Chart and figure data:
_____

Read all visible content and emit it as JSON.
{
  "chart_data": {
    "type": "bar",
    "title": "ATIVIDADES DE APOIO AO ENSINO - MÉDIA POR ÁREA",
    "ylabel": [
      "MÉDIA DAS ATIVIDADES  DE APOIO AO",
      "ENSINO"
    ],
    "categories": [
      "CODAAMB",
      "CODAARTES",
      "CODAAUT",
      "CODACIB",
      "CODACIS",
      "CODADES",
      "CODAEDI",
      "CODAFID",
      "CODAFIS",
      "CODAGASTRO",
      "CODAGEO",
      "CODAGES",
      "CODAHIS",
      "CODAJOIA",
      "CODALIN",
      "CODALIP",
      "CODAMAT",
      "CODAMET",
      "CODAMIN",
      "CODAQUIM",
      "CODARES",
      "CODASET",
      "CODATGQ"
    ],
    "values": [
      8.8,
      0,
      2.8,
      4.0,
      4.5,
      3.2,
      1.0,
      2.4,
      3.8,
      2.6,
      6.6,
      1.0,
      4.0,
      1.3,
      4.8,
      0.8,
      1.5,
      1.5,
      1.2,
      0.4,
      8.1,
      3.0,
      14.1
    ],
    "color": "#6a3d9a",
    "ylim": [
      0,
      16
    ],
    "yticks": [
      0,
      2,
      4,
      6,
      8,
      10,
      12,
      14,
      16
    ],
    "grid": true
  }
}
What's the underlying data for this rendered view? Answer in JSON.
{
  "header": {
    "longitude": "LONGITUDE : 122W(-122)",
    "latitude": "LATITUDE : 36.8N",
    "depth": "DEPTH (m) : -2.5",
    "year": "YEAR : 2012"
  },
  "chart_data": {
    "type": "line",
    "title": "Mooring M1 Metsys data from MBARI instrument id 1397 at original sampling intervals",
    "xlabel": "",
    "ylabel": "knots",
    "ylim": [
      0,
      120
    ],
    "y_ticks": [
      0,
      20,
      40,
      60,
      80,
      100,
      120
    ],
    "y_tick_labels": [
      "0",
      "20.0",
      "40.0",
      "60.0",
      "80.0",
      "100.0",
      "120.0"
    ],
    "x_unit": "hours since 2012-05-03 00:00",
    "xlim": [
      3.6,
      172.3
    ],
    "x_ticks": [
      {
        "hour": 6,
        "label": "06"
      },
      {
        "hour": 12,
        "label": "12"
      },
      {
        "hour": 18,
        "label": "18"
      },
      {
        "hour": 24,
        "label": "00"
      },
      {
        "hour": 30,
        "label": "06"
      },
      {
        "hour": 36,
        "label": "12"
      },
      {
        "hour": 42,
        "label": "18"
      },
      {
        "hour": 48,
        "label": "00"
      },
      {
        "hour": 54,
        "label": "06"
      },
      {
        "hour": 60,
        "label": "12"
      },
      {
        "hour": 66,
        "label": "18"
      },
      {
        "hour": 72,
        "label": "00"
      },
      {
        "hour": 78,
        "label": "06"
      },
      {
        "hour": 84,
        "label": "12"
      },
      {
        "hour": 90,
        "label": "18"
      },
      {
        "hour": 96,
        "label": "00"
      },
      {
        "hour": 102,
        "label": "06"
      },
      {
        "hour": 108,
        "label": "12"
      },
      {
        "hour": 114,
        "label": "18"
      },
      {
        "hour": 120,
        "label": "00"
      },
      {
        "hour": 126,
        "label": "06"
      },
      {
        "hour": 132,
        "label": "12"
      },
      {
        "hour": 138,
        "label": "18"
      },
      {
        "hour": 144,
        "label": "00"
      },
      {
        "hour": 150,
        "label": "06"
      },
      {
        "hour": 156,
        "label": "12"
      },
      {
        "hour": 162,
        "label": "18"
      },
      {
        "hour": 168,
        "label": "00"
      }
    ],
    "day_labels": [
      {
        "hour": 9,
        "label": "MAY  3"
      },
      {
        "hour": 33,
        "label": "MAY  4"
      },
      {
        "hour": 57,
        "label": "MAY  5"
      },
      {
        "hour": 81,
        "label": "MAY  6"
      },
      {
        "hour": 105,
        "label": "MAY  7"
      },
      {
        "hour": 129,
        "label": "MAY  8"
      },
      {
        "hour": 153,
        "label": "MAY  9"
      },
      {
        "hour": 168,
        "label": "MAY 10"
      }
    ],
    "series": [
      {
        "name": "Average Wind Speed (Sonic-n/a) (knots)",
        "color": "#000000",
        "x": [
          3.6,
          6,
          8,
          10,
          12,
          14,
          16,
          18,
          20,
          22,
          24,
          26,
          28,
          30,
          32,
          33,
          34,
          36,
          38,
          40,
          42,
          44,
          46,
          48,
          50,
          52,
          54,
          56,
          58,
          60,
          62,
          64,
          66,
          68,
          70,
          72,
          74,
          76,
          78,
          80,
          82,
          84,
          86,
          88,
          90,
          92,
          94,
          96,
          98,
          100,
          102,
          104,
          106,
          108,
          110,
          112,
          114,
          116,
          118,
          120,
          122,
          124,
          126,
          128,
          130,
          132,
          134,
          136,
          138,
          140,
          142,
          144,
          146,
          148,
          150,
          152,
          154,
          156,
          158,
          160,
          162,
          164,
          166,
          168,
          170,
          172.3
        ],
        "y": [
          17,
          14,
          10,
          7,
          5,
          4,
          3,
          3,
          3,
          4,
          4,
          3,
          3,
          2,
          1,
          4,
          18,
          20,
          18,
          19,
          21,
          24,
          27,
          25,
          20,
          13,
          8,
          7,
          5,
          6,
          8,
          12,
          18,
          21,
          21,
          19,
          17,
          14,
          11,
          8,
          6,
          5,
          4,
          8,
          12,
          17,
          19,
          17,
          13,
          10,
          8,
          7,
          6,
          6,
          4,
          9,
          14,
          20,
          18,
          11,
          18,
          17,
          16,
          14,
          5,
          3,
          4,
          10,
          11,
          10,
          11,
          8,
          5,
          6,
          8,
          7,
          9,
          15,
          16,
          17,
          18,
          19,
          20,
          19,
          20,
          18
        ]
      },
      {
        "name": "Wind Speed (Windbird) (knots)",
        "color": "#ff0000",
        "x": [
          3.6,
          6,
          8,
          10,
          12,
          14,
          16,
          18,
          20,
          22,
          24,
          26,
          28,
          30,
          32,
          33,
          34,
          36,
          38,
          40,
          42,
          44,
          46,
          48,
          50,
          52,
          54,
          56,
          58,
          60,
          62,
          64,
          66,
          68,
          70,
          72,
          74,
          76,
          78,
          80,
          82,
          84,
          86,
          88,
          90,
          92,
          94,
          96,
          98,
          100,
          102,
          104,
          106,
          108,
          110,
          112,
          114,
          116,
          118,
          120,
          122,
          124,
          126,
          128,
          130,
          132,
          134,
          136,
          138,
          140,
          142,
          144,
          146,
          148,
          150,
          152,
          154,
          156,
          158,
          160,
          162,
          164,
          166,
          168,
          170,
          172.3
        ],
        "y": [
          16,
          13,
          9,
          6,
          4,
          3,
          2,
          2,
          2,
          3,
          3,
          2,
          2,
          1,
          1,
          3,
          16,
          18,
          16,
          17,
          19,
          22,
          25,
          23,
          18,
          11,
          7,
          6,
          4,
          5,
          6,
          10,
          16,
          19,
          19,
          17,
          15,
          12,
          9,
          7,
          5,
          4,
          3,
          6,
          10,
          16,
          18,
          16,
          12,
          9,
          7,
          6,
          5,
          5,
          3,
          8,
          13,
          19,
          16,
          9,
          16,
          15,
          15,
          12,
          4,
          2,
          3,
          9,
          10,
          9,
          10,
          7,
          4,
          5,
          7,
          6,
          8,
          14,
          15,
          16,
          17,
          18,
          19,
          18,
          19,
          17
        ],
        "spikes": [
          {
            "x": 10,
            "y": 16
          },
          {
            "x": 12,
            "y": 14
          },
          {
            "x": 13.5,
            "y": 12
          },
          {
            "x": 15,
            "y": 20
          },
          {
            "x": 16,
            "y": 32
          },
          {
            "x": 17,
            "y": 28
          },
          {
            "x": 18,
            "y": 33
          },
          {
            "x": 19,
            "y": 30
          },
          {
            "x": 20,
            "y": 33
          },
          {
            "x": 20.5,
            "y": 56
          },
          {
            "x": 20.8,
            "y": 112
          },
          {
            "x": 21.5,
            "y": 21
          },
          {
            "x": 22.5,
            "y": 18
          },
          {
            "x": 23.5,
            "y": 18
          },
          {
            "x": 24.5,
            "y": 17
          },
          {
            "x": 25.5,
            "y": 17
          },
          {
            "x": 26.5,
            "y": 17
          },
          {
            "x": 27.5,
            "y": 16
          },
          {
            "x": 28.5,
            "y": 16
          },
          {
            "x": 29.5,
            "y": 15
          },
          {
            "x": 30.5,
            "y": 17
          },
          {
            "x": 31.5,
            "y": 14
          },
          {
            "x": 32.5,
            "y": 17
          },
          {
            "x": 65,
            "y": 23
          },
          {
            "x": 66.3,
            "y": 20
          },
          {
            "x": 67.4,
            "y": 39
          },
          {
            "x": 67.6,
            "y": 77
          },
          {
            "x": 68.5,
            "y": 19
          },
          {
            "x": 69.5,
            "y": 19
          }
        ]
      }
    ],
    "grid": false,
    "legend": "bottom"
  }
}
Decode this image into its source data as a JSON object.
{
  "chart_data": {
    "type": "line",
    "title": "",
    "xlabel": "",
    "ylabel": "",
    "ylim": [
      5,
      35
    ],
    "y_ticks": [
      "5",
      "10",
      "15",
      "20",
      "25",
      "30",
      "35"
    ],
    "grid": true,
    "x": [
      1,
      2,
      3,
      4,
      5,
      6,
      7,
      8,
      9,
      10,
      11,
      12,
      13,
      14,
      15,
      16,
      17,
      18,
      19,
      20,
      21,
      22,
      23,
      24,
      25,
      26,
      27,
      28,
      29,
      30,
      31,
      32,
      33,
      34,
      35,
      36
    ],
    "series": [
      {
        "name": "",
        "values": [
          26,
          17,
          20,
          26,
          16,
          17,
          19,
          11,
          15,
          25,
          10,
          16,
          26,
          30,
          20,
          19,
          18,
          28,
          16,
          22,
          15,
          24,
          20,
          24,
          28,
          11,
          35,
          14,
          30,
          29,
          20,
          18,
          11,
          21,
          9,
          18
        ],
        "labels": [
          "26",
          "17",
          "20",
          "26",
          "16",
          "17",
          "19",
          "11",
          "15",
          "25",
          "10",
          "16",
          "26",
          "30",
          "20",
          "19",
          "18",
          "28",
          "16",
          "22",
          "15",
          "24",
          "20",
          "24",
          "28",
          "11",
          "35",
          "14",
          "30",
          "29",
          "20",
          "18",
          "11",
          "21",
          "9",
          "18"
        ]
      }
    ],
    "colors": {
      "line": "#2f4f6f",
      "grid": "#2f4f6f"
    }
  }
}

_____

__Instructions for the task__
List the lines of the records where "ENSINO" occurs.

__Exercise response__
    "title": "ATIVIDADES DE APOIO AO ENSINO - MÉDIA POR ÁREA",
      "ENSINO"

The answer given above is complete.